Dataset items

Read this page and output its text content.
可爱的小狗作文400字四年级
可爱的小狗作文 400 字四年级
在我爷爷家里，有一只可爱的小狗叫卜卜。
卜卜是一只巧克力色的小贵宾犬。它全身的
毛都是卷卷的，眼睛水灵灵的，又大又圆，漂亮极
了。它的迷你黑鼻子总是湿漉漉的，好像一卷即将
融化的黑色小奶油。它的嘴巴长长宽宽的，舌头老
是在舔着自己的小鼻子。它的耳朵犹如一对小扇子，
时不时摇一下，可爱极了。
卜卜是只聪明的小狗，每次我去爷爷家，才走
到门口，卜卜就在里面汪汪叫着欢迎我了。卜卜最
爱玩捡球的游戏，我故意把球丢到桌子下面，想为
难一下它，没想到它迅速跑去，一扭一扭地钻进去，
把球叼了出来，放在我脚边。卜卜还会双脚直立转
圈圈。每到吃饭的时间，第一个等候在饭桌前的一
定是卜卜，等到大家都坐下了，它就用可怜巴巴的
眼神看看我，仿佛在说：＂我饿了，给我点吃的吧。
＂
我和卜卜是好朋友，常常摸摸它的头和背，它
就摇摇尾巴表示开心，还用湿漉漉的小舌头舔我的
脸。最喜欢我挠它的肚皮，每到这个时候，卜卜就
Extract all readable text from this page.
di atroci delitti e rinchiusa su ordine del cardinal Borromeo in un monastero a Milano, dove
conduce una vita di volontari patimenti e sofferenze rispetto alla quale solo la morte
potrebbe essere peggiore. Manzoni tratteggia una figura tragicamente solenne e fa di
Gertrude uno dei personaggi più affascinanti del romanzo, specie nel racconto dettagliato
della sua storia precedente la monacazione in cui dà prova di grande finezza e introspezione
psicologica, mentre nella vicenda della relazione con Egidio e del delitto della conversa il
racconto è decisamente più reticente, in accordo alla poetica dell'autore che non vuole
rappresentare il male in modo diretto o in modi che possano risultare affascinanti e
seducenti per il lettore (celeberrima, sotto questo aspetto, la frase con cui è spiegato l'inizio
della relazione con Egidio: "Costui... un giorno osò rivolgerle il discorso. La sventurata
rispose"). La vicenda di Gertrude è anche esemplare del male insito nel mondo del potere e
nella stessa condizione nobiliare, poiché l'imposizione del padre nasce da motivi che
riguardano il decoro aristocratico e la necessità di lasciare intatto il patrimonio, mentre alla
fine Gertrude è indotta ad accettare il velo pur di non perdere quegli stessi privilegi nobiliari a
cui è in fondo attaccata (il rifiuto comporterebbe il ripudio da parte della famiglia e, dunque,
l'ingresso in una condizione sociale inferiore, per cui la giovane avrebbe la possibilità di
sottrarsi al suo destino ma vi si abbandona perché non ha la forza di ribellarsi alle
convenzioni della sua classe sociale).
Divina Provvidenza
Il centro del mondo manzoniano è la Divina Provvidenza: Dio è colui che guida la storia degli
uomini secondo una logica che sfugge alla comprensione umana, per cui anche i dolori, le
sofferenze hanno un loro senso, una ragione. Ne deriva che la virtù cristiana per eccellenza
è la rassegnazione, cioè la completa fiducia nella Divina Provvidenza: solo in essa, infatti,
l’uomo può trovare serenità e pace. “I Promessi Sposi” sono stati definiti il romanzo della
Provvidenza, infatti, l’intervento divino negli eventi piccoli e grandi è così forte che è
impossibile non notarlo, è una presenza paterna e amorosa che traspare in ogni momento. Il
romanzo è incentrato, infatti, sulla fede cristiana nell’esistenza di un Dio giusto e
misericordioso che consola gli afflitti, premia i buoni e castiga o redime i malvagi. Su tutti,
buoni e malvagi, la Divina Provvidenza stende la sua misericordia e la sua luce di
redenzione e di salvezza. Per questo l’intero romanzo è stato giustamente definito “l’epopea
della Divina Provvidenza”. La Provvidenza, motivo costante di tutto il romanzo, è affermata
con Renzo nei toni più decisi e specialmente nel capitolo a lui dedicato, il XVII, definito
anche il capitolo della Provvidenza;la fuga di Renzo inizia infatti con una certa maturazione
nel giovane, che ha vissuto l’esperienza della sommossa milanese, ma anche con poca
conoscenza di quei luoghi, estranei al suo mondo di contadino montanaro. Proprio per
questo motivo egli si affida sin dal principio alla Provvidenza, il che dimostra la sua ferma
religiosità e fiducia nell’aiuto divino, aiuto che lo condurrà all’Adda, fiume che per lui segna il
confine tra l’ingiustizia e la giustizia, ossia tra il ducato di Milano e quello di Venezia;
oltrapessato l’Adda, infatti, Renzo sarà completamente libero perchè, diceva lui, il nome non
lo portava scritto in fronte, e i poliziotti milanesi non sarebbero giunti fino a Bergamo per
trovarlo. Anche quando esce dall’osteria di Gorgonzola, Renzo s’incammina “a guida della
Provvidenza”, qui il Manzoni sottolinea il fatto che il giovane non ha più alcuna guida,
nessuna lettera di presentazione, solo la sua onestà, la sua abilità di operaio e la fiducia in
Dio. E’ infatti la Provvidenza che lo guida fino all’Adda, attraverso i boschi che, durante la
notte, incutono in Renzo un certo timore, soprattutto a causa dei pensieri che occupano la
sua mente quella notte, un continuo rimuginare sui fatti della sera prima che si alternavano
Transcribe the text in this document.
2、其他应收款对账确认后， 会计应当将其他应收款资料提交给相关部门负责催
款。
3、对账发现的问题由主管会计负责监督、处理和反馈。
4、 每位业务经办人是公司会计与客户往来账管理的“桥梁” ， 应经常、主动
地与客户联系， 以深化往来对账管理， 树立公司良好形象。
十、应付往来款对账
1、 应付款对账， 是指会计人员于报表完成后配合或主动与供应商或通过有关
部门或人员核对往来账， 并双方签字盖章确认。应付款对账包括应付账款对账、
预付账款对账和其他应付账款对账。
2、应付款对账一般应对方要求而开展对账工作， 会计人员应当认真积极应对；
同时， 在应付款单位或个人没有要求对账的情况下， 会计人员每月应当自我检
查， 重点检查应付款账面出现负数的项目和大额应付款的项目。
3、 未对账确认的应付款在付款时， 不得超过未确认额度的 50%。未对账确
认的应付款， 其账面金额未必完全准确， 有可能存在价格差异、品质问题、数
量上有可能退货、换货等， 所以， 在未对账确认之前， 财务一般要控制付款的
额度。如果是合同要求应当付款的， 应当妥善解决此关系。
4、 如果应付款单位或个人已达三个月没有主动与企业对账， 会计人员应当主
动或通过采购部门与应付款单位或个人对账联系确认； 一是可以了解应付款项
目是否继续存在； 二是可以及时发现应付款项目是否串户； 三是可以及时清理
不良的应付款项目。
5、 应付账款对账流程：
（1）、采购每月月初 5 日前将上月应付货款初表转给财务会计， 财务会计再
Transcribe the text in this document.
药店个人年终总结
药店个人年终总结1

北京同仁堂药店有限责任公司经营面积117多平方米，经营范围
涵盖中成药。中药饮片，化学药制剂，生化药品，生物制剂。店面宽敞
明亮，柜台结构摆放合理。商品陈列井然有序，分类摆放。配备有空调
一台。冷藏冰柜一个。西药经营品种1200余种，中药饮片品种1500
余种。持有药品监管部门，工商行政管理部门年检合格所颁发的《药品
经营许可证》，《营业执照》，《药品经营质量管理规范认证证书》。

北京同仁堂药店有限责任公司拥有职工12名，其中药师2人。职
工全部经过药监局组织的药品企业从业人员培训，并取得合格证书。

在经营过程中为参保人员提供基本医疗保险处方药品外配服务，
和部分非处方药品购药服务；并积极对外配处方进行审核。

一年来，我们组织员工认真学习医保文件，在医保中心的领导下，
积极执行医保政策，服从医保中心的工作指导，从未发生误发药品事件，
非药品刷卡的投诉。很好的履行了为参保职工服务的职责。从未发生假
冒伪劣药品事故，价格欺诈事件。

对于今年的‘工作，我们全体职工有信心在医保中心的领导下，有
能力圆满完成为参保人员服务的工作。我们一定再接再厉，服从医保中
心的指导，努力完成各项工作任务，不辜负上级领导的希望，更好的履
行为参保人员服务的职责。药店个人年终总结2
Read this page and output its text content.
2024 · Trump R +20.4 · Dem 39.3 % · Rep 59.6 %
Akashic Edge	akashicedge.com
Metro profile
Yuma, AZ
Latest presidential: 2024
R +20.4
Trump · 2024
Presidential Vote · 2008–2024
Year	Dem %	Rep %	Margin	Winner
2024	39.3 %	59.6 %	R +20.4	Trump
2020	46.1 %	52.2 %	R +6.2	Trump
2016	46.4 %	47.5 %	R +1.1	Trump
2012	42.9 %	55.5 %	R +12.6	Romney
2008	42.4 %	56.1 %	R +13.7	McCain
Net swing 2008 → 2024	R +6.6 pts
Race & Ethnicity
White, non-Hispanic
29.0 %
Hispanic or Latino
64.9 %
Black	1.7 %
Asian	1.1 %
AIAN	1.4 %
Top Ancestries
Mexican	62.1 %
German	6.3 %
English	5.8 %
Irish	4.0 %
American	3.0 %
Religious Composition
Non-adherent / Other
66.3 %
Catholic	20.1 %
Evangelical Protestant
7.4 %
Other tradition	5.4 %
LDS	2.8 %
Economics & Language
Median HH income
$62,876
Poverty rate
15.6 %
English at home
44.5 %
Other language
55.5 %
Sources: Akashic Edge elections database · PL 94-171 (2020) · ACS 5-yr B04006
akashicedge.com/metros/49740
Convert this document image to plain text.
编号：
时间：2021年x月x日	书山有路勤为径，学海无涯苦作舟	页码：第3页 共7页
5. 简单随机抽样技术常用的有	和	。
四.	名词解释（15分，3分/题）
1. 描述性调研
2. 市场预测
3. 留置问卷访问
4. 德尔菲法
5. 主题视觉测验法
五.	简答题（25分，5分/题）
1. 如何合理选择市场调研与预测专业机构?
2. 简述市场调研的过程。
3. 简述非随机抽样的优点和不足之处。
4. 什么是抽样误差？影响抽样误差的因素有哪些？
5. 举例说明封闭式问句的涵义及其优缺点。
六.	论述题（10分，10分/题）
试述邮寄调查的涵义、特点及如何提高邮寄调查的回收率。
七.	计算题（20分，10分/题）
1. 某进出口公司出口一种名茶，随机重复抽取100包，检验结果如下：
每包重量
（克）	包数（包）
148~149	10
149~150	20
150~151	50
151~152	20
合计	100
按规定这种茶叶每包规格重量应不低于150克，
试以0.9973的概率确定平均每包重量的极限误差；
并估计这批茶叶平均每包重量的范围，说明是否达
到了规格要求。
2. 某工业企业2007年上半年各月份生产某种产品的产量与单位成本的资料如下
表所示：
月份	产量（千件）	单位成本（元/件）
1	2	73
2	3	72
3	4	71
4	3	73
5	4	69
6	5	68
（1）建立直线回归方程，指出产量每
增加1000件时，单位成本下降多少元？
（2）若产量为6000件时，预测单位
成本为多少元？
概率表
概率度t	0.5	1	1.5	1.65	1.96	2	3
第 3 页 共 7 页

### What the task asks:
Tally how many lines of the data include the word "Trump". Write the number and nothing else.

### Correct result:
5